- [Entries]
** START **

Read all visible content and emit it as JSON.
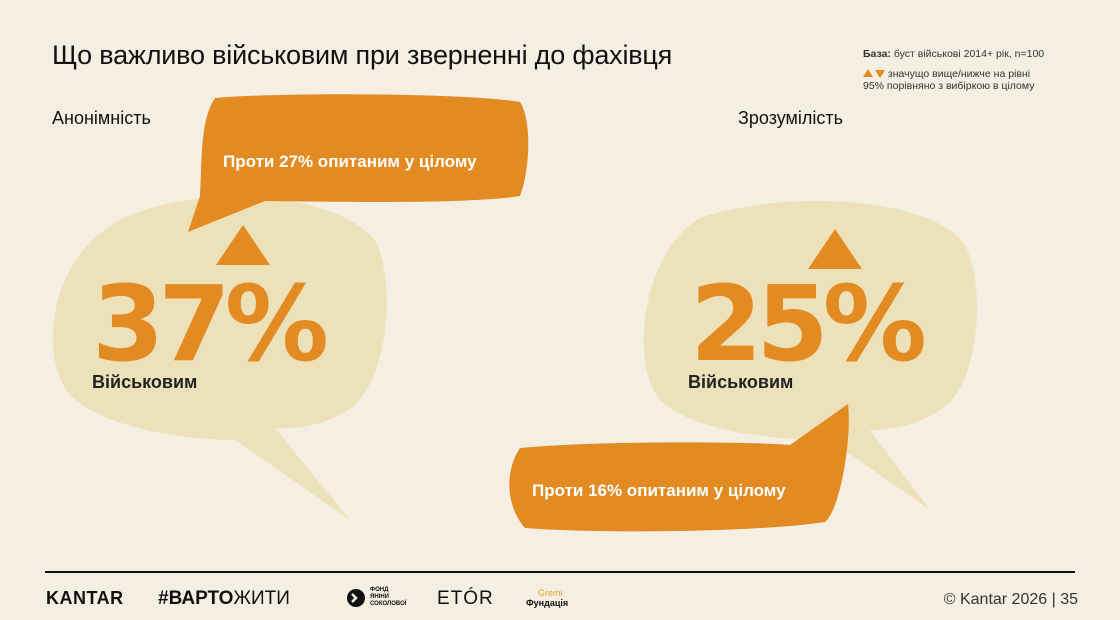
{
  "title": "Що важливо військовим при зверненні до фахівця",
  "base": {
    "label": "База:",
    "text": "буст військові 2014+ рік, n=100"
  },
  "legend": {
    "line1": "значущо вище/нижче на рівні",
    "line2": "95% порівняно з вибіркою в цілому"
  },
  "left": {
    "label": "Анонімність",
    "value": "37%",
    "sub": "Військовим",
    "callout": "Проти 27% опитаним у цілому",
    "indicator": "up"
  },
  "right": {
    "label": "Зрозумілість",
    "value": "25%",
    "sub": "Військовим",
    "callout": "Проти 16% опитаним у цілому",
    "indicator": "up"
  },
  "footer": {
    "kantar": "KANTAR",
    "varto_hash": "#",
    "varto_bold": "ВАРТО",
    "varto_rest": "ЖИТИ",
    "fond_small": "ФОНД",
    "fond_line1": "ЯНІНИ",
    "fond_line2": "СОКОЛОВОЇ",
    "etor": "ETÓR",
    "gremi_top": "Gremi",
    "gremi_bottom": "Фундація",
    "copyright": "© Kantar 2026 | 35"
  },
  "colors": {
    "accent": "#e38b23",
    "bubble": "#ede1b9",
    "background": "#f4efe2"
  }
}
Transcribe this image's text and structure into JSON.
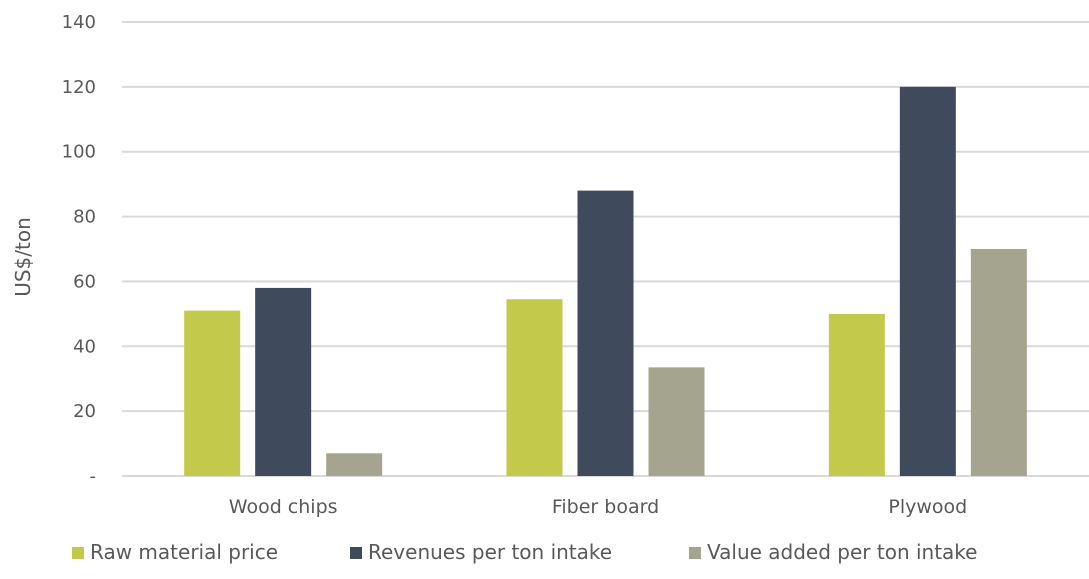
{
  "chart_data": {
    "type": "bar",
    "title": "",
    "xlabel": "",
    "ylabel": "US$/ton",
    "categories": [
      "Wood chips",
      "Fiber board",
      "Plywood"
    ],
    "series": [
      {
        "name": "Raw material price",
        "color": "#c3c94b",
        "values": [
          51,
          54.5,
          50
        ]
      },
      {
        "name": "Revenues per ton intake",
        "color": "#3f4b5c",
        "values": [
          58,
          88,
          120
        ]
      },
      {
        "name": "Value added per ton intake",
        "color": "#a5a48f",
        "values": [
          7,
          33.5,
          70
        ]
      }
    ],
    "ylim": [
      0,
      140
    ],
    "y_ticks": [
      0,
      20,
      40,
      60,
      80,
      100,
      120,
      140
    ],
    "y_tick_labels": [
      "-",
      "20",
      "40",
      "60",
      "80",
      "100",
      "120",
      "140"
    ],
    "grid": true,
    "gridline_color": "#d9d9d9",
    "legend_position": "bottom"
  }
}
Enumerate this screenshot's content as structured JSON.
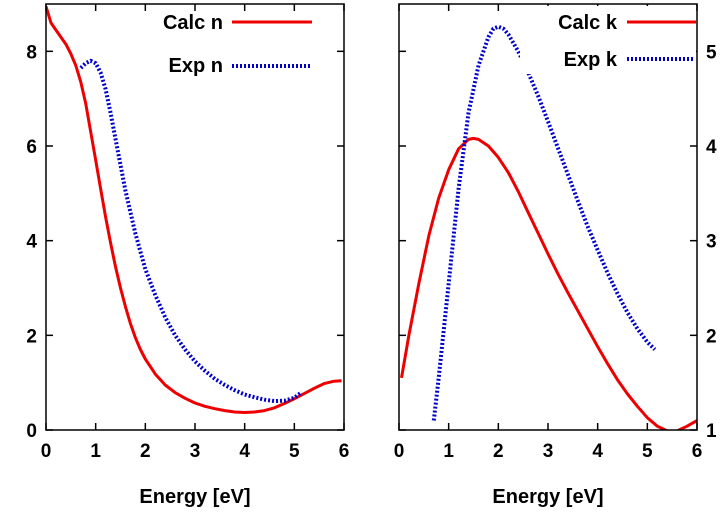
{
  "chart_data": [
    {
      "type": "line",
      "title": "",
      "xlabel": "Energy [eV]",
      "ylabel": "",
      "xlim": [
        0,
        6
      ],
      "ylim": [
        0,
        9
      ],
      "xticks": [
        "0",
        "1",
        "2",
        "3",
        "4",
        "5",
        "6"
      ],
      "yticks": [
        "0",
        "2",
        "4",
        "6",
        "8"
      ],
      "y_axis_side": "left",
      "legend_position": "top-right",
      "grid": false,
      "series": [
        {
          "name": "Calc n",
          "color": "#ee0000",
          "style": "solid",
          "x": [
            0.0,
            0.1,
            0.2,
            0.3,
            0.4,
            0.5,
            0.6,
            0.7,
            0.8,
            0.9,
            1.0,
            1.1,
            1.2,
            1.3,
            1.4,
            1.5,
            1.6,
            1.7,
            1.8,
            1.9,
            2.0,
            2.2,
            2.4,
            2.6,
            2.8,
            3.0,
            3.2,
            3.4,
            3.6,
            3.8,
            4.0,
            4.2,
            4.4,
            4.6,
            4.8,
            5.0,
            5.2,
            5.4,
            5.6,
            5.8,
            5.95
          ],
          "y": [
            8.95,
            8.6,
            8.45,
            8.3,
            8.15,
            7.95,
            7.7,
            7.35,
            6.9,
            6.3,
            5.7,
            5.1,
            4.5,
            3.95,
            3.45,
            3.0,
            2.6,
            2.25,
            1.95,
            1.7,
            1.5,
            1.18,
            0.95,
            0.79,
            0.67,
            0.57,
            0.5,
            0.45,
            0.41,
            0.38,
            0.37,
            0.38,
            0.41,
            0.47,
            0.56,
            0.66,
            0.77,
            0.88,
            0.98,
            1.03,
            1.04
          ]
        },
        {
          "name": "Exp n",
          "color": "#0000cc",
          "style": "dotted",
          "x": [
            0.7,
            0.8,
            0.9,
            1.0,
            1.1,
            1.2,
            1.3,
            1.4,
            1.5,
            1.6,
            1.8,
            2.0,
            2.2,
            2.4,
            2.6,
            2.8,
            3.0,
            3.2,
            3.4,
            3.6,
            3.8,
            4.0,
            4.2,
            4.4,
            4.6,
            4.8,
            5.0,
            5.15
          ],
          "y": [
            7.65,
            7.75,
            7.8,
            7.75,
            7.55,
            7.2,
            6.7,
            6.15,
            5.6,
            5.05,
            4.15,
            3.4,
            2.85,
            2.38,
            2.0,
            1.7,
            1.45,
            1.25,
            1.08,
            0.95,
            0.84,
            0.75,
            0.69,
            0.64,
            0.61,
            0.62,
            0.68,
            0.8
          ]
        }
      ]
    },
    {
      "type": "line",
      "title": "",
      "xlabel": "Energy [eV]",
      "ylabel": "",
      "xlim": [
        0,
        6
      ],
      "ylim": [
        1,
        5.5
      ],
      "xticks": [
        "0",
        "1",
        "2",
        "3",
        "4",
        "5",
        "6"
      ],
      "yticks": [
        "1",
        "2",
        "3",
        "4",
        "5"
      ],
      "y_axis_side": "right",
      "legend_position": "top-right",
      "grid": false,
      "series": [
        {
          "name": "Calc k",
          "color": "#ee0000",
          "style": "solid",
          "x": [
            0.05,
            0.2,
            0.4,
            0.6,
            0.8,
            1.0,
            1.2,
            1.4,
            1.5,
            1.6,
            1.8,
            2.0,
            2.2,
            2.4,
            2.6,
            2.8,
            3.0,
            3.2,
            3.4,
            3.6,
            3.8,
            4.0,
            4.2,
            4.4,
            4.6,
            4.8,
            5.0,
            5.2,
            5.4,
            5.5,
            5.6,
            5.8,
            6.0
          ],
          "y": [
            1.55,
            2.0,
            2.55,
            3.05,
            3.45,
            3.75,
            3.97,
            4.07,
            4.08,
            4.07,
            4.0,
            3.88,
            3.72,
            3.52,
            3.3,
            3.08,
            2.86,
            2.65,
            2.45,
            2.26,
            2.07,
            1.88,
            1.7,
            1.53,
            1.38,
            1.25,
            1.13,
            1.04,
            0.99,
            0.98,
            0.99,
            1.04,
            1.1
          ]
        },
        {
          "name": "Exp k",
          "color": "#0000cc",
          "style": "dotted",
          "x": [
            0.7,
            0.8,
            1.0,
            1.2,
            1.4,
            1.6,
            1.8,
            1.9,
            2.0,
            2.1,
            2.2,
            2.4,
            2.6,
            2.8,
            3.0,
            3.2,
            3.4,
            3.6,
            3.8,
            4.0,
            4.2,
            4.4,
            4.6,
            4.8,
            5.0,
            5.15
          ],
          "y": [
            1.1,
            1.55,
            2.55,
            3.55,
            4.35,
            4.85,
            5.15,
            5.24,
            5.26,
            5.24,
            5.18,
            5.0,
            4.78,
            4.53,
            4.26,
            3.98,
            3.7,
            3.42,
            3.15,
            2.9,
            2.66,
            2.44,
            2.24,
            2.07,
            1.93,
            1.85
          ]
        }
      ]
    }
  ]
}
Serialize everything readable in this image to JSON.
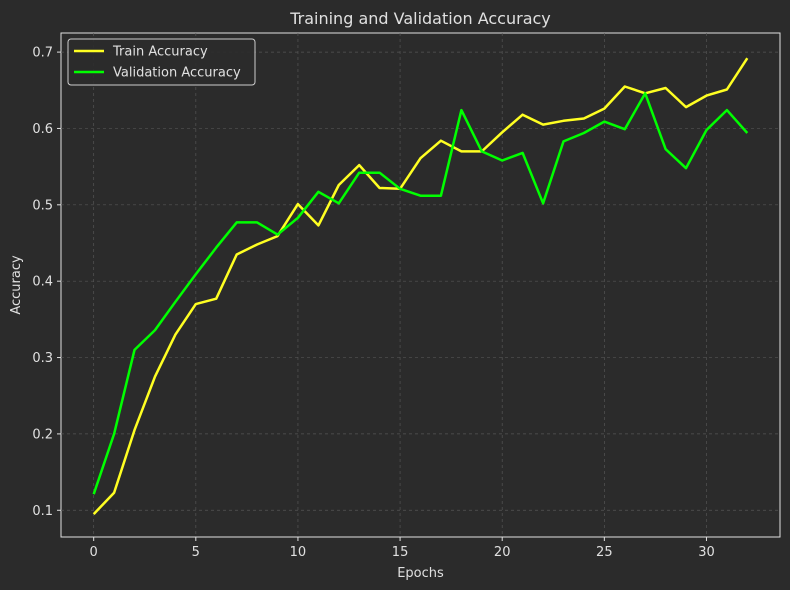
{
  "chart_data": {
    "type": "line",
    "title": "Training and Validation Accuracy",
    "xlabel": "Epochs",
    "ylabel": "Accuracy",
    "xlim": [
      -1.6,
      33.6
    ],
    "ylim": [
      0.065,
      0.725
    ],
    "xticks": [
      0,
      5,
      10,
      15,
      20,
      25,
      30
    ],
    "yticks": [
      0.1,
      0.2,
      0.3,
      0.4,
      0.5,
      0.6,
      0.7
    ],
    "grid": true,
    "legend_position": "top-left",
    "x": [
      0,
      1,
      2,
      3,
      4,
      5,
      6,
      7,
      8,
      9,
      10,
      11,
      12,
      13,
      14,
      15,
      16,
      17,
      18,
      19,
      20,
      21,
      22,
      23,
      24,
      25,
      26,
      27,
      28,
      29,
      30,
      31,
      32
    ],
    "series": [
      {
        "name": "Train Accuracy",
        "color": "#ffff22",
        "values": [
          0.095,
          0.123,
          0.205,
          0.275,
          0.33,
          0.37,
          0.377,
          0.435,
          0.448,
          0.459,
          0.501,
          0.473,
          0.526,
          0.552,
          0.522,
          0.521,
          0.561,
          0.584,
          0.57,
          0.57,
          0.595,
          0.618,
          0.605,
          0.61,
          0.613,
          0.626,
          0.655,
          0.646,
          0.653,
          0.628,
          0.643,
          0.651,
          0.692
        ]
      },
      {
        "name": "Validation Accuracy",
        "color": "#00ff00",
        "values": [
          0.121,
          0.2,
          0.31,
          0.336,
          0.373,
          0.409,
          0.444,
          0.477,
          0.477,
          0.461,
          0.483,
          0.517,
          0.502,
          0.542,
          0.542,
          0.521,
          0.512,
          0.512,
          0.624,
          0.57,
          0.558,
          0.568,
          0.502,
          0.583,
          0.594,
          0.609,
          0.599,
          0.646,
          0.573,
          0.548,
          0.598,
          0.624,
          0.594
        ]
      }
    ]
  }
}
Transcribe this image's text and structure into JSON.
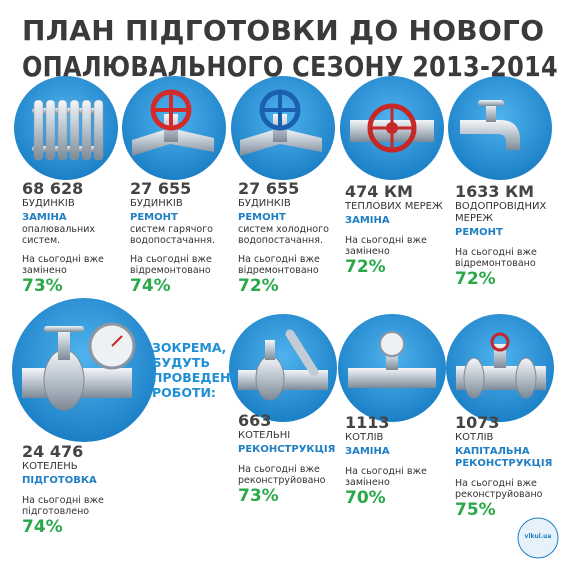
{
  "title_lines": [
    "ПЛАН ПІДГОТОВКИ ДО НОВОГО",
    "ОПАЛЮВАЛЬНОГО СЕЗОНУ 2013-2014"
  ],
  "items": [
    {
      "number": "68 628",
      "unit": "БУДИНКІВ",
      "action": "ЗАМІНА",
      "detail": "опалювальних систем.",
      "note": "На сьогодні вже замінено",
      "percent": "73%"
    },
    {
      "number": "27 655",
      "unit": "БУДИНКІВ",
      "action": "РЕМОНТ",
      "detail": "систем гарячого водопостачання.",
      "note": "На сьогодні вже відремонтовано",
      "percent": "74%"
    },
    {
      "number": "27 655",
      "unit": "БУДИНКІВ",
      "action": "РЕМОНТ",
      "detail": "систем холодного водопостачання.",
      "note": "На сьогодні вже відремонтовано",
      "percent": "72%"
    },
    {
      "number": "474 КМ",
      "unit": "ТЕПЛОВИХ МЕРЕЖ",
      "action": "ЗАМІНА",
      "note": "На сьогодні вже замінено",
      "percent": "72%"
    },
    {
      "number": "1633 КМ",
      "unit": "ВОДОПРОВІДНИХ МЕРЕЖ",
      "action": "РЕМОНТ",
      "note": "На сьогодні вже відремонтовано",
      "percent": "72%"
    },
    {
      "number": "24 476",
      "unit": "КОТЕЛЕНЬ",
      "action": "ПІДГОТОВКА",
      "note": "На сьогодні вже підготовлено",
      "percent": "74%"
    },
    {
      "number": "663",
      "unit": "КОТЕЛЬНІ",
      "action": "РЕКОНСТРУКЦІЯ",
      "note": "На сьогодні вже реконструйовано",
      "percent": "73%"
    },
    {
      "number": "1113",
      "unit": "КОТЛІВ",
      "action": "ЗАМІНА",
      "note": "На сьогодні вже замінено",
      "percent": "70%"
    },
    {
      "number": "1073",
      "unit": "КОТЛІВ",
      "action": "КАПІТАЛЬНА РЕКОНСТРУКЦІЯ",
      "note": "На сьогодні вже реконструйовано",
      "percent": "75%"
    }
  ],
  "callout": "ЗОКРЕМА, БУДУТЬ ПРОВЕДЕНІ РОБОТИ:",
  "logo": "vlkul.ua"
}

** END **

- [Exercise]
Give the number of lines that hold the word "content" in these records, with nothing added.

- [Task output]
2